* [Directive]: Work through the data below and give the number of lines holding "content", nothing more.

* [Raw data]:
::::::
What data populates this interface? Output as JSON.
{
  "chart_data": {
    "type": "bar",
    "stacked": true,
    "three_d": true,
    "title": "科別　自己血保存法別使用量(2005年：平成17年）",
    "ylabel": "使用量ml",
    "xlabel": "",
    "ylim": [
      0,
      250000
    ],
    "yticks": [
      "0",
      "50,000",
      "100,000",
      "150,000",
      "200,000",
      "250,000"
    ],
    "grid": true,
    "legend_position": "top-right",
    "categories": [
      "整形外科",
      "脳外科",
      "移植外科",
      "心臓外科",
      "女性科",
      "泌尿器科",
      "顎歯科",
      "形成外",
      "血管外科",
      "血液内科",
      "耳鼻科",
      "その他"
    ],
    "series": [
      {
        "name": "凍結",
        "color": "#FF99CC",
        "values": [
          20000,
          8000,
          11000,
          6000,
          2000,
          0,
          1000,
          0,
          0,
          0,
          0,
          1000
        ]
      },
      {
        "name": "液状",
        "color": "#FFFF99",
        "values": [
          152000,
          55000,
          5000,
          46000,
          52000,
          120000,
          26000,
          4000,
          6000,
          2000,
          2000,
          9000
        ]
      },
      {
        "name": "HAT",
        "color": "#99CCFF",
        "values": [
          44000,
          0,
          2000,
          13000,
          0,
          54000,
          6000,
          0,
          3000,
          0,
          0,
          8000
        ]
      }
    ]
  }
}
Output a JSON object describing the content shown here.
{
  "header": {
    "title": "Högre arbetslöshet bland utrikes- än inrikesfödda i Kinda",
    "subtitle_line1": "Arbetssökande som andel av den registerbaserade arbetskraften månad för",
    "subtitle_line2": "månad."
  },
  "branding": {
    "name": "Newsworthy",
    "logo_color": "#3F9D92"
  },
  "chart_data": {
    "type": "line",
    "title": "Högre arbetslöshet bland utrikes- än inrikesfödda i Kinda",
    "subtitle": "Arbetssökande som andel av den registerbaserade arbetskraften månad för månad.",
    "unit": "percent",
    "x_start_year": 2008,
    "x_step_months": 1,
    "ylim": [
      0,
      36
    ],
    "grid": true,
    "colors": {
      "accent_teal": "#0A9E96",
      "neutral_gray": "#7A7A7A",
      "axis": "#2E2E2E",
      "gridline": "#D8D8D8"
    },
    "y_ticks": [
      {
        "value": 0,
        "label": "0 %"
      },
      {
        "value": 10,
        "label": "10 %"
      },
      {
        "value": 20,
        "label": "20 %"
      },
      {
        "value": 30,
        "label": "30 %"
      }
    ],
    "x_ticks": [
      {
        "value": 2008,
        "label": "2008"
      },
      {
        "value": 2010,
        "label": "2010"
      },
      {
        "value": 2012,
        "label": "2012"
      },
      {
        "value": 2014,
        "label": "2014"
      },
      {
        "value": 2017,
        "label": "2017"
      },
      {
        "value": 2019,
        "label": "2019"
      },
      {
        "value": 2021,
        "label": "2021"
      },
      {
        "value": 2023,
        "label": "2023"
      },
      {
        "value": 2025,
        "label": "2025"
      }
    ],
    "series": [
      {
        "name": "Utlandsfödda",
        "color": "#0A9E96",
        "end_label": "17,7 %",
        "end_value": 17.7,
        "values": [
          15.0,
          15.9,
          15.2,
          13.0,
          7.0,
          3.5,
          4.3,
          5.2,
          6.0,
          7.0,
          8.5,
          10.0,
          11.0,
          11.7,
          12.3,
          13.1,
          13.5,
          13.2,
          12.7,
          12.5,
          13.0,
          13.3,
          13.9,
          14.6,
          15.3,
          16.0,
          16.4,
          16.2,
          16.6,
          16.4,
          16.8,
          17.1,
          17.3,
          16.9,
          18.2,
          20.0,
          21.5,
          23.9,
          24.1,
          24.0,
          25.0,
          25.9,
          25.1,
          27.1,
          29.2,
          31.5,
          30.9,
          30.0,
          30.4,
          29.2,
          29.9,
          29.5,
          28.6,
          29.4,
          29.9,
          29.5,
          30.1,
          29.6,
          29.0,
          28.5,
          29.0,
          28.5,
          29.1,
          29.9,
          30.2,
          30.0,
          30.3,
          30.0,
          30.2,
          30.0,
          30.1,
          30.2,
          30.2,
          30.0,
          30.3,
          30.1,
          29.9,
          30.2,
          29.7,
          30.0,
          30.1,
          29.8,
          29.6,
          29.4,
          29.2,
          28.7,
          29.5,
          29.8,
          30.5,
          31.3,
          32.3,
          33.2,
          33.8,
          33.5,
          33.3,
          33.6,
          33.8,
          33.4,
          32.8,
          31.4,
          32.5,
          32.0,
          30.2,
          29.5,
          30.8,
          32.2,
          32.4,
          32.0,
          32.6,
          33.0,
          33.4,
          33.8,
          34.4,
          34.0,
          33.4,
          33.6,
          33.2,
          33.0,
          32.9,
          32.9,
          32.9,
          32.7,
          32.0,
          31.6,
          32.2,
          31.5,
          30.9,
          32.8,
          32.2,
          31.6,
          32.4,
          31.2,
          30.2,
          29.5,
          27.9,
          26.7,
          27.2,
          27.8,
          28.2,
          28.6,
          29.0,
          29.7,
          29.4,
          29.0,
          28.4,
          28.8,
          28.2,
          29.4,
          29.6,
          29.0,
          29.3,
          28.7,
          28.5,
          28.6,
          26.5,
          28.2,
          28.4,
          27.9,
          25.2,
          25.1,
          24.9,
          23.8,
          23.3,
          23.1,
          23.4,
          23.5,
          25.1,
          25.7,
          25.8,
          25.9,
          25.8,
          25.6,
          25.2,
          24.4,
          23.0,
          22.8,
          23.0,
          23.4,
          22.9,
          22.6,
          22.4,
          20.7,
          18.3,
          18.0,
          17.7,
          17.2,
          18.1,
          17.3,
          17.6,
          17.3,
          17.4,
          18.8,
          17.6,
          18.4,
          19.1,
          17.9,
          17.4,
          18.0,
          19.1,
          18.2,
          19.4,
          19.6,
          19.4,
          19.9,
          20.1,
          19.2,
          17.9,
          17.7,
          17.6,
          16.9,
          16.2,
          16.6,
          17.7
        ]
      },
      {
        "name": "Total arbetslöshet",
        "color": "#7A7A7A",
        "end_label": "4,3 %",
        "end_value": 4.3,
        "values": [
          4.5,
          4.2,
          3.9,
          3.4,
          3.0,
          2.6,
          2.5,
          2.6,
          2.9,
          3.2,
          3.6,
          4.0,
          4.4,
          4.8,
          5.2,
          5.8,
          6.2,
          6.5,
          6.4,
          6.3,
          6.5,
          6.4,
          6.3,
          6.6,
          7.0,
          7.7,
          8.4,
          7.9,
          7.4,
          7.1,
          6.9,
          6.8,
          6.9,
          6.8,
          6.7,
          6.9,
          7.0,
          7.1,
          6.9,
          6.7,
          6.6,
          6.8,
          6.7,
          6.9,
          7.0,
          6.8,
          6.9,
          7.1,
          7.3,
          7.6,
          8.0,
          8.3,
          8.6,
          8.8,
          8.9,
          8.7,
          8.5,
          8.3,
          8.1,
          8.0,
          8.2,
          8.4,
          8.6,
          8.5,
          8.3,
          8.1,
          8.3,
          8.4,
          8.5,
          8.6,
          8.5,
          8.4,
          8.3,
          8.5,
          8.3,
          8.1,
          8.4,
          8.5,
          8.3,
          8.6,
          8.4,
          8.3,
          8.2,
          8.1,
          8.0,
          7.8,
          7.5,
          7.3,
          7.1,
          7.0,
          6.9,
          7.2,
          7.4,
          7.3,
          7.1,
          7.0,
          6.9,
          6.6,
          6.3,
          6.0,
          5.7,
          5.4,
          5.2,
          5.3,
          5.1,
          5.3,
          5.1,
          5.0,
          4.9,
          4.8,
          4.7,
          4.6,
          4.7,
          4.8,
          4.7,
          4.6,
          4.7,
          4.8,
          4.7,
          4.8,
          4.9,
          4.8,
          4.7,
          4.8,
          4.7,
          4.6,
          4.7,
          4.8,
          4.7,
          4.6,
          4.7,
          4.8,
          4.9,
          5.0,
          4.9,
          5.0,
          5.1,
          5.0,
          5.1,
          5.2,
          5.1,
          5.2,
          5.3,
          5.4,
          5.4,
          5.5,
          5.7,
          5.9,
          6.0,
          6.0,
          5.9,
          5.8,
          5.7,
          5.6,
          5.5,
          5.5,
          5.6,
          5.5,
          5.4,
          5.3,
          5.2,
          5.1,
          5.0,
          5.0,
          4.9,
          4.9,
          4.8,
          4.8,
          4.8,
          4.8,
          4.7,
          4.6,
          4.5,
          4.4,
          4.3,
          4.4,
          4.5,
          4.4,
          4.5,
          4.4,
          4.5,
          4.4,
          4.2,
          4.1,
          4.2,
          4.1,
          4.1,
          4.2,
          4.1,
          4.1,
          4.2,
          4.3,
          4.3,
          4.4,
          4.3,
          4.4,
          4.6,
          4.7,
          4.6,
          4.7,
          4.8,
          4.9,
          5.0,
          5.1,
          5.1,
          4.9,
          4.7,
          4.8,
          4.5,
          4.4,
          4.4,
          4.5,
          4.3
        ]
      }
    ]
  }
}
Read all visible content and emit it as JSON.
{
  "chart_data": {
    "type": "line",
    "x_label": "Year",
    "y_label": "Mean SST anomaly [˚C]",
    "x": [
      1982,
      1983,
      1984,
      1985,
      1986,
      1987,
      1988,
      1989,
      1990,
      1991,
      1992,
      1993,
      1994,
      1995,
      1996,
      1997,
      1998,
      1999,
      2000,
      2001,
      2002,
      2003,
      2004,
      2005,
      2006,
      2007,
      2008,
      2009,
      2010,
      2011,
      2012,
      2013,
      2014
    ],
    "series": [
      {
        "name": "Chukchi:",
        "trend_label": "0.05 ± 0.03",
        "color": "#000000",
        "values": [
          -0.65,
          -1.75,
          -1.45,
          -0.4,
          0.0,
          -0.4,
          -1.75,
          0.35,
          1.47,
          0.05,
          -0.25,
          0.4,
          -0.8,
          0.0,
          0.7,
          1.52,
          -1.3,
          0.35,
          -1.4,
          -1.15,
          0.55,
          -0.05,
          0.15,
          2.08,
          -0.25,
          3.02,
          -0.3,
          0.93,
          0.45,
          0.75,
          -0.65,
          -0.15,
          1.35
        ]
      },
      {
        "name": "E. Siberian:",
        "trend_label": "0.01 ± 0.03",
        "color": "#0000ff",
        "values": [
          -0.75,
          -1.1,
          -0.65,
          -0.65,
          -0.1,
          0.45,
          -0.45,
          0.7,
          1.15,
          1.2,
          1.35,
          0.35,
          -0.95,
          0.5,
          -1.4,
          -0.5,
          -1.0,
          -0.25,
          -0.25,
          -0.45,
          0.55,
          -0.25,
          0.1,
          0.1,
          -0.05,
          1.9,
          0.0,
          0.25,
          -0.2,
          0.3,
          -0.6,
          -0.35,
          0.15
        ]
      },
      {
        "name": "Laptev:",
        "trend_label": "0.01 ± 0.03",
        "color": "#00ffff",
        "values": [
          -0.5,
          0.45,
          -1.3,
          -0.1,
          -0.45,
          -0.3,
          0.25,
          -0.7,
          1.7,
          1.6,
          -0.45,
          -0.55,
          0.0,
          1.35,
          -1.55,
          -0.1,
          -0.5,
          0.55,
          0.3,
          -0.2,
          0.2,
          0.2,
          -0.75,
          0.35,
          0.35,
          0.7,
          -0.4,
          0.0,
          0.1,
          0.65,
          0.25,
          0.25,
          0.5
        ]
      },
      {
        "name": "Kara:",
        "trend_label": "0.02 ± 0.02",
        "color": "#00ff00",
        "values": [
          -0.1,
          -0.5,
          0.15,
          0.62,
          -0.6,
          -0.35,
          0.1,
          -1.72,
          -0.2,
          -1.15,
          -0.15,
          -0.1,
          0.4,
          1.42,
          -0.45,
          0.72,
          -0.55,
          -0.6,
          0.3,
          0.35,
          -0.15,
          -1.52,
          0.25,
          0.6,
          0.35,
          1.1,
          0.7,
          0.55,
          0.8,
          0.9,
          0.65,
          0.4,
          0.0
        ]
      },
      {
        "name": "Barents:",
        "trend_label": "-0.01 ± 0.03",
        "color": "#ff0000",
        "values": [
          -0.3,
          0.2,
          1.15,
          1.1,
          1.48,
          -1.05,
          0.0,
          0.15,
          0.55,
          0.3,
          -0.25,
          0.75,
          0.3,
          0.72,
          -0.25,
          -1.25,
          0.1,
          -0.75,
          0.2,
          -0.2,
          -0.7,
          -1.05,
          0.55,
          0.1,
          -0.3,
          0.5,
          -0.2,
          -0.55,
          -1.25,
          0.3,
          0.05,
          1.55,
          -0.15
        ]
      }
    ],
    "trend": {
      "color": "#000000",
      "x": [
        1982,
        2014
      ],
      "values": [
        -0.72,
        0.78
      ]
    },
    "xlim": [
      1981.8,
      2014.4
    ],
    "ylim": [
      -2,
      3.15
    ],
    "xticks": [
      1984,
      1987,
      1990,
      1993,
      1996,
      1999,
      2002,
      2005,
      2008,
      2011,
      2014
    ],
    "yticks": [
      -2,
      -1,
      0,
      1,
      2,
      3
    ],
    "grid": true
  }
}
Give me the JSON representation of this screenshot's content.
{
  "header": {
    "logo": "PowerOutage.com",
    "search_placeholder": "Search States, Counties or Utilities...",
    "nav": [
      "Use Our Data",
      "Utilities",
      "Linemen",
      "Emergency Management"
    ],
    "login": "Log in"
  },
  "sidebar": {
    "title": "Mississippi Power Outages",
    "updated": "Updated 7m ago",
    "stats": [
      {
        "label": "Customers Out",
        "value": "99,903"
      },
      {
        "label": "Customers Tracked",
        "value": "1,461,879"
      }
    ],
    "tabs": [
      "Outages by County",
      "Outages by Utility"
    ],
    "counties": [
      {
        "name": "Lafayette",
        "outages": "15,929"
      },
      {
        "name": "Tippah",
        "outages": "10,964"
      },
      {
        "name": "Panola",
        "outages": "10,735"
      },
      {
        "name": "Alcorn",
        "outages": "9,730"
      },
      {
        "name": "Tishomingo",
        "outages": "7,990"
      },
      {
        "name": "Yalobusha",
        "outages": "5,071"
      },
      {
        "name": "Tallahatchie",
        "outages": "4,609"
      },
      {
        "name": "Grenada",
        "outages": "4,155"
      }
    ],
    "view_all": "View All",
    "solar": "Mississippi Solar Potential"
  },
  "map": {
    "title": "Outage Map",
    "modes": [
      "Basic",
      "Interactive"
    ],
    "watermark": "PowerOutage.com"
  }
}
::::::
* [Result of the exercise]: 3